Recorded data:

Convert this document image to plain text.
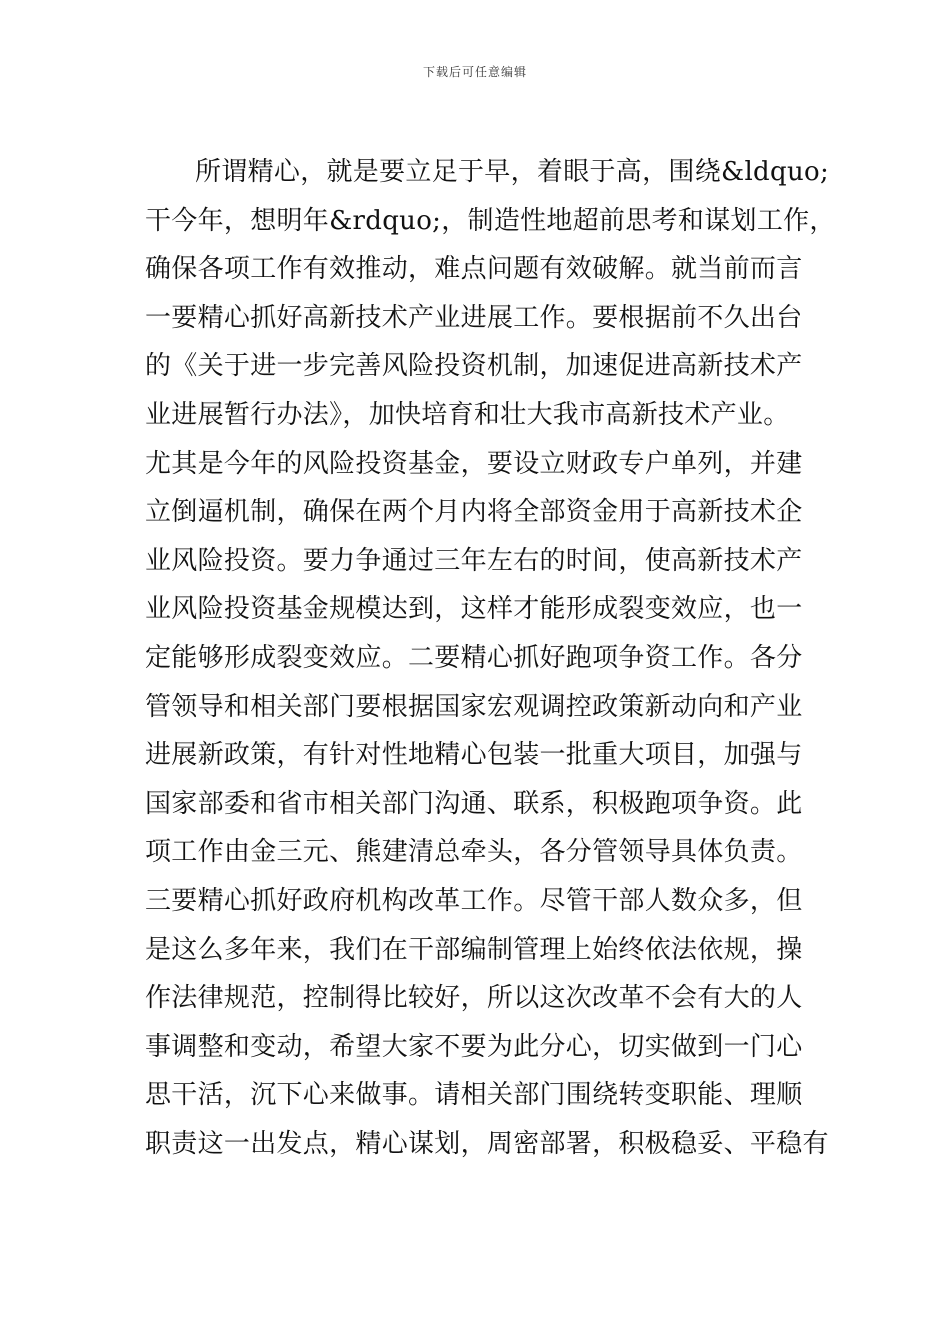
下载后可任意编辑
所谓精心，就是要立足于早，着眼于高，围绕&ldquo;
干今年，想明年&rdquo;，制造性地超前思考和谋划工作，
确保各项工作有效推动，难点问题有效破解。就当前而言
一要精心抓好高新技术产业进展工作。要根据前不久出台
的《关于进一步完善风险投资机制，加速促进高新技术产
业进展暂行办法》，加快培育和壮大我市高新技术产业。
尤其是今年的风险投资基金，要设立财政专户单列，并建
立倒逼机制，确保在两个月内将全部资金用于高新技术企
业风险投资。要力争通过三年左右的时间，使高新技术产
业风险投资基金规模达到，这样才能形成裂变效应，也一
定能够形成裂变效应。二要精心抓好跑项争资工作。各分
管领导和相关部门要根据国家宏观调控政策新动向和产业
进展新政策，有针对性地精心包装一批重大项目，加强与
国家部委和省市相关部门沟通、联系，积极跑项争资。此
项工作由金三元、熊建清总牵头，各分管领导具体负责。
三要精心抓好政府机构改革工作。尽管干部人数众多，但
是这么多年来，我们在干部编制管理上始终依法依规，操
作法律规范，控制得比较好，所以这次改革不会有大的人
事调整和变动，希望大家不要为此分心，切实做到一门心
思干活，沉下心来做事。请相关部门围绕转变职能、理顺
职责这一出发点，精心谋划，周密部署，积极稳妥、平稳有
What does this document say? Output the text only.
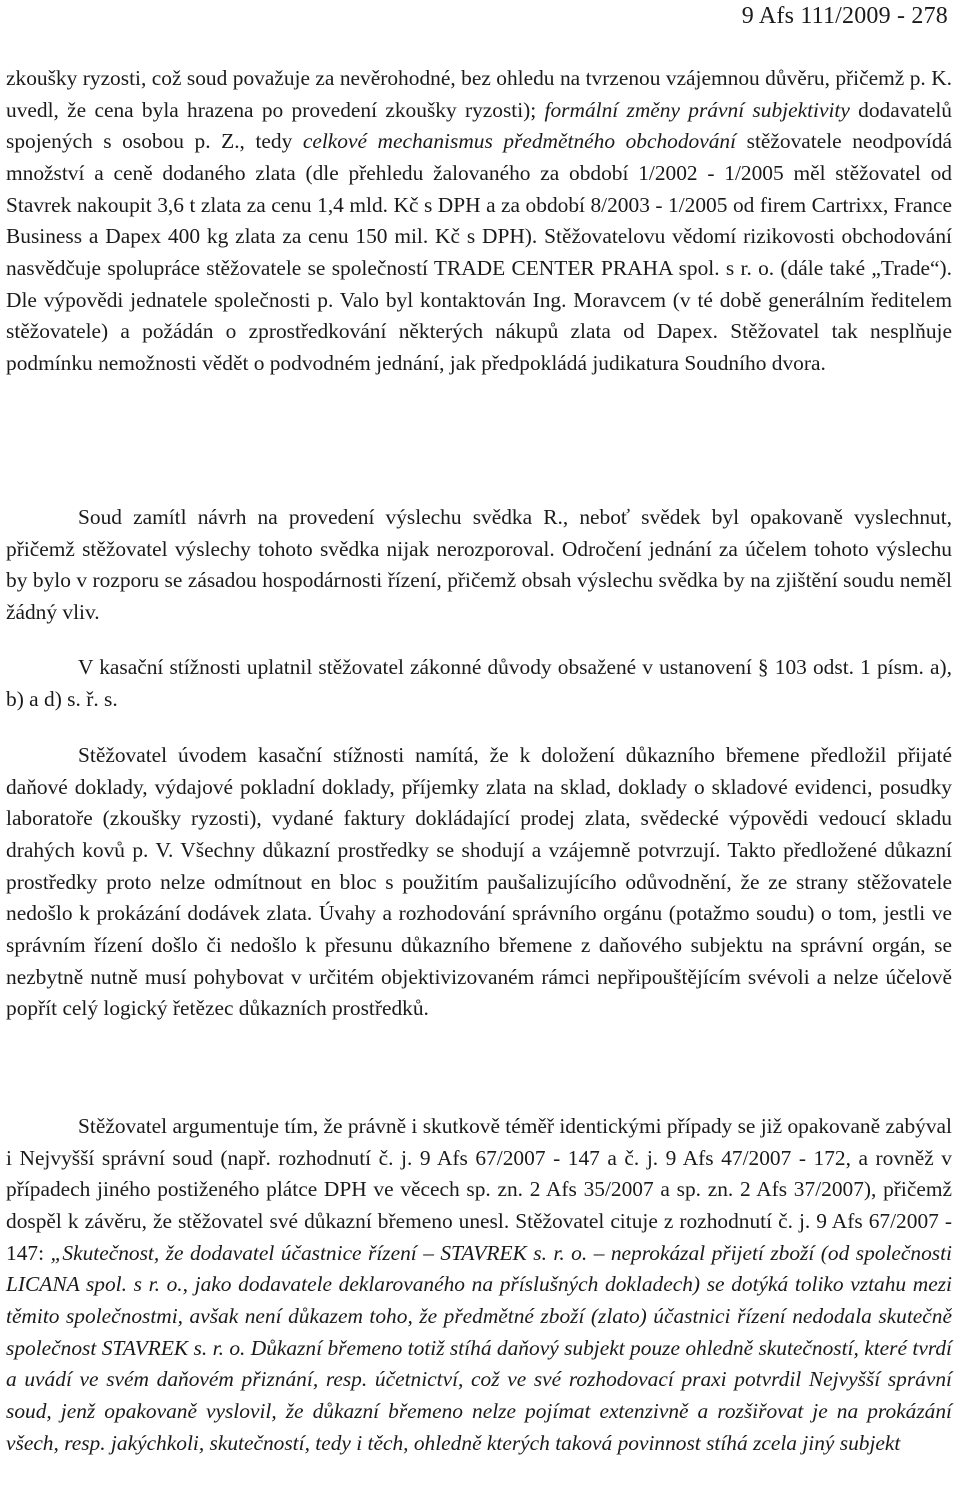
9 Afs 111/2009 - 278

zkoušky ryzosti, což soud považuje za nevěrohodné, bez ohledu na tvrzenou vzájemnou důvěru, přičemž p. K. uvedl, že cena byla hrazena po provedení zkoušky ryzosti); formální změny právní subjektivity dodavatelů spojených s osobou p. Z., tedy celkové mechanismus předmětného obchodování stěžovatele neodpovídá množství a ceně dodaného zlata (dle přehledu žalovaného za období 1/2002 - 1/2005 měl stěžovatel od Stavrek nakoupit 3,6 t zlata za cenu 1,4 mld. Kč s DPH a za období 8/2003 - 1/2005 od firem Cartrixx, France Business a Dapex 400 kg zlata za cenu 150 mil. Kč s DPH). Stěžovatelovu vědomí rizikovosti obchodování nasvědčuje spolupráce stěžovatele se společností TRADE CENTER PRAHA spol. s r. o. (dále také „Trade“). Dle výpovědi jednatele společnosti p. Valo byl kontaktován Ing. Moravcem (v té době generálním ředitelem stěžovatele) a požádán o zprostředkování některých nákupů zlata od Dapex. Stěžovatel tak nesplňuje podmínku nemožnosti vědět o podvodném jednání, jak předpokládá judikatura Soudního dvora.

Soud zamítl návrh na provedení výslechu svědka R., neboť svědek byl opakovaně vyslechnut, přičemž stěžovatel výslechy tohoto svědka nijak nerozporoval. Odročení jednání za účelem tohoto výslechu by bylo v rozporu se zásadou hospodárnosti řízení, přičemž obsah výslechu svědka by na zjištění soudu neměl žádný vliv.

V kasační stížnosti uplatnil stěžovatel zákonné důvody obsažené v ustanovení § 103 odst. 1 písm. a), b) a d) s. ř. s.

Stěžovatel úvodem kasační stížnosti namítá, že k doložení důkazního břemene předložil přijaté daňové doklady, výdajové pokladní doklady, příjemky zlata na sklad, doklady o skladové evidenci, posudky laboratoře (zkoušky ryzosti), vydané faktury dokládající prodej zlata, svědecké výpovědi vedoucí skladu drahých kovů p. V. Všechny důkazní prostředky se shodují a vzájemně potvrzují. Takto předložené důkazní prostředky proto nelze odmítnout en bloc s použitím paušalizujícího odůvodnění, že ze strany stěžovatele nedošlo k prokázání dodávek zlata. Úvahy a rozhodování správního orgánu (potažmo soudu) o tom, jestli ve správním řízení došlo či nedošlo k přesunu důkazního břemene z daňového subjektu na správní orgán, se nezbytně nutně musí pohybovat v určitém objektivizovaném rámci nepřipouštějícím svévoli a nelze účelově popřít celý logický řetězec důkazních prostředků.

Stěžovatel argumentuje tím, že právně i skutkově téměř identickými případy se již opakovaně zabýval i Nejvyšší správní soud (např. rozhodnutí č. j. 9 Afs 67/2007 - 147 a č. j. 9 Afs 47/2007 - 172, a rovněž v případech jiného postiženého plátce DPH ve věcech sp. zn. 2 Afs 35/2007 a sp. zn. 2 Afs 37/2007), přičemž dospěl k závěru, že stěžovatel své důkazní břemeno unesl. Stěžovatel cituje z rozhodnutí č. j. 9 Afs 67/2007 - 147: „Skutečnost, že dodavatel účastnice řízení – STAVREK s. r. o. – neprokázal přijetí zboží (od společnosti LICANA spol. s r. o., jako dodavatele deklarovaného na příslušných dokladech) se dotýká toliko vztahu mezi těmito společnostmi, avšak není důkazem toho, že předmětné zboží (zlato) účastnici řízení nedodala skutečně společnost STAVREK s. r. o. Důkazní břemeno totiž stíhá daňový subjekt pouze ohledně skutečností, které tvrdí a uvádí ve svém daňovém přiznání, resp. účetnictví, což ve své rozhodovací praxi potvrdil Nejvyšší správní soud, jenž opakovaně vyslovil, že důkazní břemeno nelze pojímat extenzivně a rozšiřovat je na prokázání všech, resp. jakýchkoli, skutečností, tedy i těch, ohledně kterých taková povinnost stíhá zcela jiný subjekt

▶ [Challenge]:
Find the lines containing "document" and list every one of them.

▶ [Solution to this exercise]:
Convert this document image to plain text.
What does this document say? Output the text only.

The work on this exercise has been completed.